Exercise requirements
Without skipping anything, write out each record below exactly.

START Data provided

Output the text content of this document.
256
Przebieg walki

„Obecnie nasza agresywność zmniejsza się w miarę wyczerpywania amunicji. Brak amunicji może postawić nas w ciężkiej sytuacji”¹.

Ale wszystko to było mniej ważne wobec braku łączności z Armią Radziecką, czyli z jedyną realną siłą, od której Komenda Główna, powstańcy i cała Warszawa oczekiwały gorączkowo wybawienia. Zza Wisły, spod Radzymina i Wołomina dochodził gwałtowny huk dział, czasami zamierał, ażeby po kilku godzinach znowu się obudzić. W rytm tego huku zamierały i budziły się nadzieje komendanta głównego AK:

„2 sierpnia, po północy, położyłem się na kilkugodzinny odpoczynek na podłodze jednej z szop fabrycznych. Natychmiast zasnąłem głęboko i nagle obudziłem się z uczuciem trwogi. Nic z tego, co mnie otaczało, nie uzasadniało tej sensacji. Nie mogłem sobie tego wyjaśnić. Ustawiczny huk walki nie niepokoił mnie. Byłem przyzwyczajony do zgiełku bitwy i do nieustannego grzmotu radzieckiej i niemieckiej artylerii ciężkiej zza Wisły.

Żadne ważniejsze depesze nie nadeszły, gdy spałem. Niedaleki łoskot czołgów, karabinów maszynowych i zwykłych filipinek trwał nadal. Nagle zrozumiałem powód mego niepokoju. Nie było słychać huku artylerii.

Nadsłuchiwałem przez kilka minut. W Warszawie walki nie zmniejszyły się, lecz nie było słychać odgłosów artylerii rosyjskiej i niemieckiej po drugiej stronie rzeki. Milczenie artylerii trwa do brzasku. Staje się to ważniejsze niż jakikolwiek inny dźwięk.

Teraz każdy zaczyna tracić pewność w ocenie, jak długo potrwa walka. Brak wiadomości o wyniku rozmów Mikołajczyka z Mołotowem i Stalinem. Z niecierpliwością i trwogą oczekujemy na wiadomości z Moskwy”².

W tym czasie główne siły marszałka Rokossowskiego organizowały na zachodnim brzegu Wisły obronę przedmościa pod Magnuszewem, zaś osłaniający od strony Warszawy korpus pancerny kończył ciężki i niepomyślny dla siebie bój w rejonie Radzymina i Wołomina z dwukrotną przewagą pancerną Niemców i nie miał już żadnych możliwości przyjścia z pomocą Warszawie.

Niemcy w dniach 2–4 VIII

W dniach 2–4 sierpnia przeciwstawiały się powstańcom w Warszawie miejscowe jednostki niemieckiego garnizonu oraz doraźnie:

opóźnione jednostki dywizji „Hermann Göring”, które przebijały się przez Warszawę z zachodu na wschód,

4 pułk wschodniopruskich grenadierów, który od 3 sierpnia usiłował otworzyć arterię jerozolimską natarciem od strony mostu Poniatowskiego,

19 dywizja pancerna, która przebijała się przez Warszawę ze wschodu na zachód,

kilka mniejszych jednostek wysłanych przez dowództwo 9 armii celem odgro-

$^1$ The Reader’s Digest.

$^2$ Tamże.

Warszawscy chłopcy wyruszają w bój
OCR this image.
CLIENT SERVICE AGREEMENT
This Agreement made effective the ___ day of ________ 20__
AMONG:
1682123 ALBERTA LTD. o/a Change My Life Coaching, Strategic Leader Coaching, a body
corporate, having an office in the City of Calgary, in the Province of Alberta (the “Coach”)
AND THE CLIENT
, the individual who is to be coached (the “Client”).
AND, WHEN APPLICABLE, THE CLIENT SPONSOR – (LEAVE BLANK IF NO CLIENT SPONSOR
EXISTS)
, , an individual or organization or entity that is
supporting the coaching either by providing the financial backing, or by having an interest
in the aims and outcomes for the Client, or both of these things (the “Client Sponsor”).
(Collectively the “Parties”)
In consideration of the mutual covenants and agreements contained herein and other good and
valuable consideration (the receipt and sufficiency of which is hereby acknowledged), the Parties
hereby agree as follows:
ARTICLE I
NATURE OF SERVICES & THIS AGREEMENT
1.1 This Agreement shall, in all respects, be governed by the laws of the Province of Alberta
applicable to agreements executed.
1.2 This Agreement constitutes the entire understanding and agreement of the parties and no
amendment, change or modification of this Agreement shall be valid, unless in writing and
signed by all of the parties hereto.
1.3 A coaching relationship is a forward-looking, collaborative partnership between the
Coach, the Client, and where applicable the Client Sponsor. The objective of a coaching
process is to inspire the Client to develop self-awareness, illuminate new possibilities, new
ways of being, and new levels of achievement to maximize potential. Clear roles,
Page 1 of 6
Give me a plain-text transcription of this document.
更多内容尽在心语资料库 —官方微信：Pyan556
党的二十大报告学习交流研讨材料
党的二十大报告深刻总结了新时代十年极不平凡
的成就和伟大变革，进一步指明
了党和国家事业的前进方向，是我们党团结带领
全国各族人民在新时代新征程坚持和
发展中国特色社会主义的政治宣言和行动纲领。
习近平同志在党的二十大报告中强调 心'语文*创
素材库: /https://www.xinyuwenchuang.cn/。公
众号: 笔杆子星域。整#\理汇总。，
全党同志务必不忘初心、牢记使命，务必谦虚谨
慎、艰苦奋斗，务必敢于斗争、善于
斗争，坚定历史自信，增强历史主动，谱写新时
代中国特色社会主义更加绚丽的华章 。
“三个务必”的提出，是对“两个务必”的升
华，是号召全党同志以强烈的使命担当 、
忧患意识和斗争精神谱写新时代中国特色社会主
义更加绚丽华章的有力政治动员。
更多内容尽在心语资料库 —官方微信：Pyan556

END Data provided

Full output
Output the text content of this document.
256
Przebieg walki

„Obecnie nasza agresywność zmniejsza się w miarę wyczerpywania amunicji. Brak amunicji może postawić nas w ciężkiej sytuacji”¹.

Ale wszystko to było mniej ważne wobec braku łączności z Armią Radziecką, czyli z jedyną realną siłą, od której Komenda Główna, powstańcy i cała Warszawa oczekiwały gorączkowo wybawienia. Zza Wisły, spod Radzymina i Wołomina dochodził gwałtowny huk dział, czasami zamierał, ażeby po kilku godzinach znowu się obudzić. W rytm tego huku zamierały i budziły się nadzieje komendanta głównego AK:

„2 sierpnia, po północy, położyłem się na kilkugodzinny odpoczynek na podłodze jednej z szop fabrycznych. Natychmiast zasnąłem głęboko i nagle obudziłem się z uczuciem trwogi. Nic z tego, co mnie otaczało, nie uzasadniało tej sensacji. Nie mogłem sobie tego wyjaśnić. Ustawiczny huk walki nie niepokoił mnie. Byłem przyzwyczajony do zgiełku bitwy i do nieustannego grzmotu radzieckiej i niemieckiej artylerii ciężkiej zza Wisły.

Żadne ważniejsze depesze nie nadeszły, gdy spałem. Niedaleki łoskot czołgów, karabinów maszynowych i zwykłych filipinek trwał nadal. Nagle zrozumiałem powód mego niepokoju. Nie było słychać huku artylerii.

Nadsłuchiwałem przez kilka minut. W Warszawie walki nie zmniejszyły się, lecz nie było słychać odgłosów artylerii rosyjskiej i niemieckiej po drugiej stronie rzeki. Milczenie artylerii trwa do brzasku. Staje się to ważniejsze niż jakikolwiek inny dźwięk.

Teraz każdy zaczyna tracić pewność w ocenie, jak długo potrwa walka. Brak wiadomości o wyniku rozmów Mikołajczyka z Mołotowem i Stalinem. Z niecierpliwością i trwogą oczekujemy na wiadomości z Moskwy”².

W tym czasie główne siły marszałka Rokossowskiego organizowały na zachodnim brzegu Wisły obronę przedmościa pod Magnuszewem, zaś osłaniający od strony Warszawy korpus pancerny kończył ciężki i niepomyślny dla siebie bój w rejonie Radzymina i Wołomina z dwukrotną przewagą pancerną Niemców i nie miał już żadnych możliwości przyjścia z pomocą Warszawie.

Niemcy w dniach 2–4 VIII

W dniach 2–4 sierpnia przeciwstawiały się powstańcom w Warszawie miejscowe jednostki niemieckiego garnizonu oraz doraźnie:

opóźnione jednostki dywizji „Hermann Göring”, które przebijały się przez Warszawę z zachodu na wschód,

4 pułk wschodniopruskich grenadierów, który od 3 sierpnia usiłował otworzyć arterię jerozolimską natarciem od strony mostu Poniatowskiego,

19 dywizja pancerna, która przebijała się przez Warszawę ze wschodu na zachód,

kilka mniejszych jednostek wysłanych przez dowództwo 9 armii celem odgro-

$^1$ The Reader’s Digest.

$^2$ Tamże.

Warszawscy chłopcy wyruszają w bój
OCR this image.
CLIENT SERVICE AGREEMENT
This Agreement made effective the ___ day of ________ 20__
AMONG:
1682123 ALBERTA LTD. o/a Change My Life Coaching, Strategic Leader Coaching, a body
corporate, having an office in the City of Calgary, in the Province of Alberta (the “Coach”)
AND THE CLIENT
, the individual who is to be coached (the “Client”).
AND, WHEN APPLICABLE, THE CLIENT SPONSOR – (LEAVE BLANK IF NO CLIENT SPONSOR
EXISTS)
, , an individual or organization or entity that is
supporting the coaching either by providing the financial backing, or by having an interest
in the aims and outcomes for the Client, or both of these things (the “Client Sponsor”).
(Collectively the “Parties”)
In consideration of the mutual covenants and agreements contained herein and other good and
valuable consideration (the receipt and sufficiency of which is hereby acknowledged), the Parties
hereby agree as follows:
ARTICLE I
NATURE OF SERVICES & THIS AGREEMENT
1.1 This Agreement shall, in all respects, be governed by the laws of the Province of Alberta
applicable to agreements executed.
1.2 This Agreement constitutes the entire understanding and agreement of the parties and no
amendment, change or modification of this Agreement shall be valid, unless in writing and
signed by all of the parties hereto.
1.3 A coaching relationship is a forward-looking, collaborative partnership between the
Coach, the Client, and where applicable the Client Sponsor. The objective of a coaching
process is to inspire the Client to develop self-awareness, illuminate new possibilities, new
ways of being, and new levels of achievement to maximize potential. Clear roles,
Page 1 of 6
Give me a plain-text transcription of this document.
更多内容尽在心语资料库 —官方微信：Pyan556
党的二十大报告学习交流研讨材料
党的二十大报告深刻总结了新时代十年极不平凡
的成就和伟大变革，进一步指明
了党和国家事业的前进方向，是我们党团结带领
全国各族人民在新时代新征程坚持和
发展中国特色社会主义的政治宣言和行动纲领。
习近平同志在党的二十大报告中强调 心'语文*创
素材库: /https://www.xinyuwenchuang.cn/。公
众号: 笔杆子星域。整#\理汇总。，
全党同志务必不忘初心、牢记使命，务必谦虚谨
慎、艰苦奋斗，务必敢于斗争、善于
斗争，坚定历史自信，增强历史主动，谱写新时
代中国特色社会主义更加绚丽的华章 。
“三个务必”的提出，是对“两个务必”的升
华，是号召全党同志以强烈的使命担当 、
忧患意识和斗争精神谱写新时代中国特色社会主
义更加绚丽华章的有力政治动员。
更多内容尽在心语资料库 —官方微信：Pyan556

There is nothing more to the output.